Input —
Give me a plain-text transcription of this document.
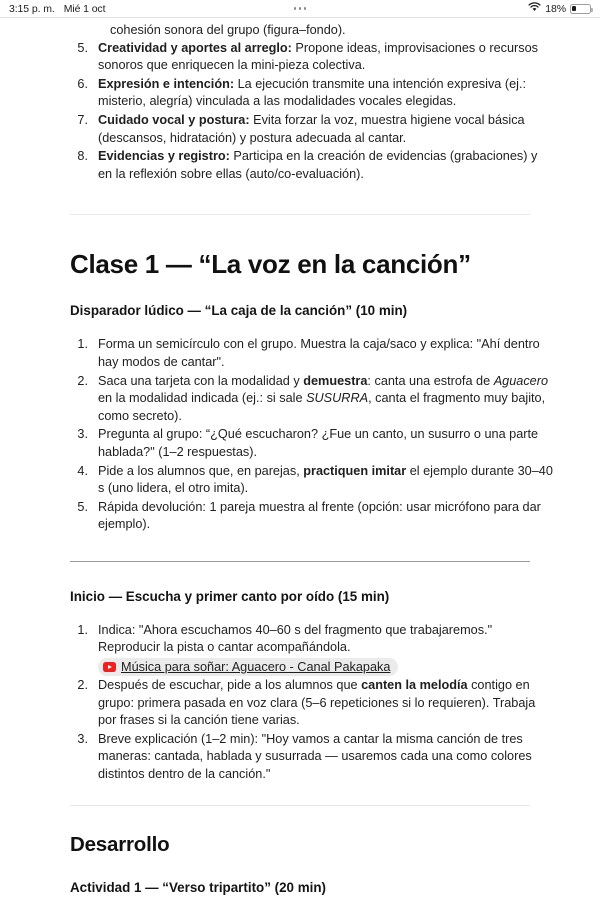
3:15 p. m. Mié 1 oct	18%
cohesión sonora del grupo (figura–fondo).
5. Creatividad y aportes al arreglo: Propone ideas, improvisaciones o recursos sonoros que enriquecen la mini-pieza colectiva.
6. Expresión e intención: La ejecución transmite una intención expresiva (ej.: misterio, alegría) vinculada a las modalidades vocales elegidas.
7. Cuidado vocal y postura: Evita forzar la voz, muestra higiene vocal básica (descansos, hidratación) y postura adecuada al cantar.
8. Evidencias y registro: Participa en la creación de evidencias (grabaciones) y en la reflexión sobre ellas (auto/co-evaluación).
Clase 1 — “La voz en la canción”
Disparador lúdico — “La caja de la canción” (10 min)
1. Forma un semicírculo con el grupo. Muestra la caja/saco y explica: "Ahí dentro hay modos de cantar".
2. Saca una tarjeta con la modalidad y demuestra: canta una estrofa de Aguacero en la modalidad indicada (ej.: si sale SUSURRA, canta el fragmento muy bajito, como secreto).
3. Pregunta al grupo: “¿Qué escucharon? ¿Fue un canto, un susurro o una parte hablada?" (1–2 respuestas).
4. Pide a los alumnos que, en parejas, practiquen imitar el ejemplo durante 30–40 s (uno lidera, el otro imita).
5. Rápida devolución: 1 pareja muestra al frente (opción: usar micrófono para dar ejemplo).
Inicio — Escucha y primer canto por oído (15 min)
1. Indica: "Ahora escuchamos 40–60 s del fragmento que trabajaremos." Reproducir la pista o cantar acompañándola.

Música para soñar: Aguacero - Canal Pakapaka
2. Después de escuchar, pide a los alumnos que canten la melodía contigo en grupo: primera pasada en voz clara (5–6 repeticiones si lo requieren). Trabaja por frases si la canción tiene varias.
3. Breve explicación (1–2 min): "Hoy vamos a cantar la misma canción de tres maneras: cantada, hablada y susurrada — usaremos cada una como colores distintos dentro de la canción."
Desarrollo
Actividad 1 — “Verso tripartito” (20 min)
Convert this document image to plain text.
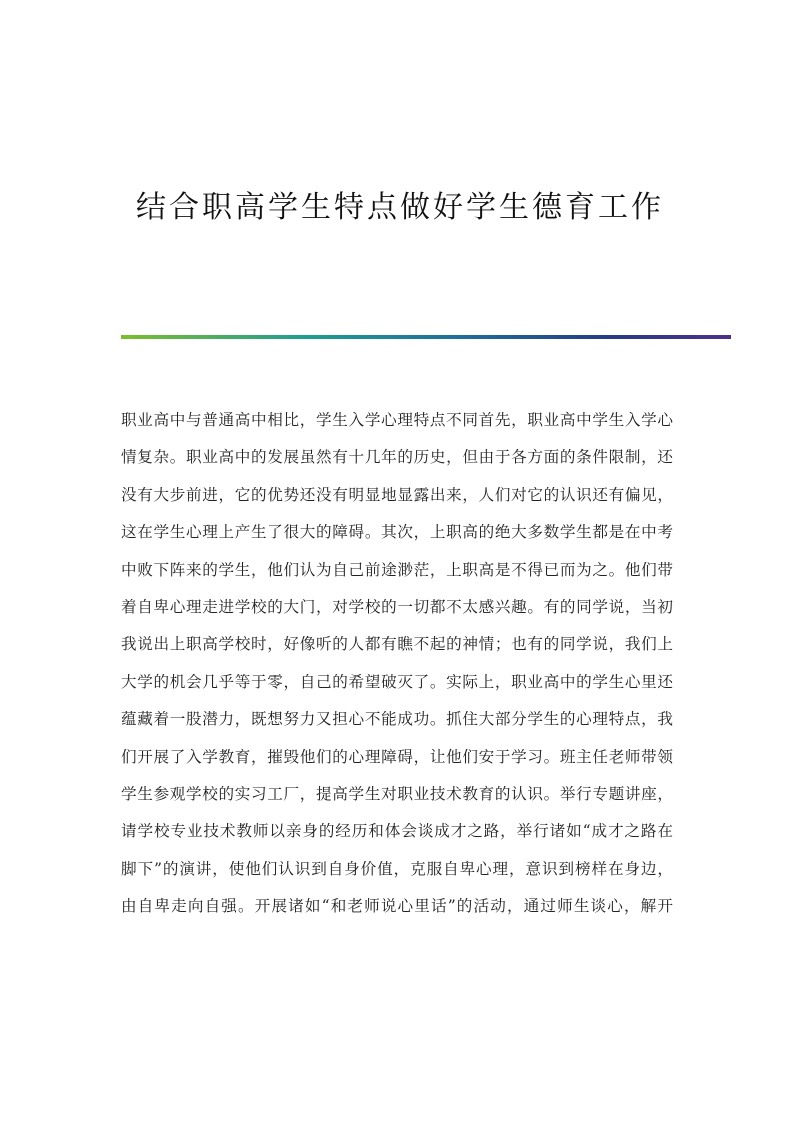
结合职高学生特点做好学生德育工作
职业高中与普通高中相比，学生入学心理特点不同首先，职业高中学生入学心
情复杂。职业高中的发展虽然有十几年的历史，但由于各方面的条件限制，还
没有大步前进，它的优势还没有明显地显露出来，人们对它的认识还有偏见，
这在学生心理上产生了很大的障碍。其次，上职高的绝大多数学生都是在中考
中败下阵来的学生，他们认为自己前途渺茫，上职高是不得已而为之。他们带
着自卑心理走进学校的大门，对学校的一切都不太感兴趣。有的同学说，当初
我说出上职高学校时，好像听的人都有瞧不起的神情；也有的同学说，我们上
大学的机会几乎等于零，自己的希望破灭了。实际上，职业高中的学生心里还
蕴藏着一股潜力，既想努力又担心不能成功。抓住大部分学生的心理特点，我
们开展了入学教育，摧毁他们的心理障碍，让他们安于学习。班主任老师带领
学生参观学校的实习工厂，提高学生对职业技术教育的认识。举行专题讲座，
请学校专业技术教师以亲身的经历和体会谈成才之路，举行诸如“成才之路在
脚下”的演讲，使他们认识到自身价值，克服自卑心理，意识到榜样在身边，
由自卑走向自强。开展诸如“和老师说心里话”的活动，通过师生谈心，解开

Direction —
Where a line of the entries contains the word "text", copy that line.

The response —
Give me a plain-text transcription of this document.
Convert this document image to plain text.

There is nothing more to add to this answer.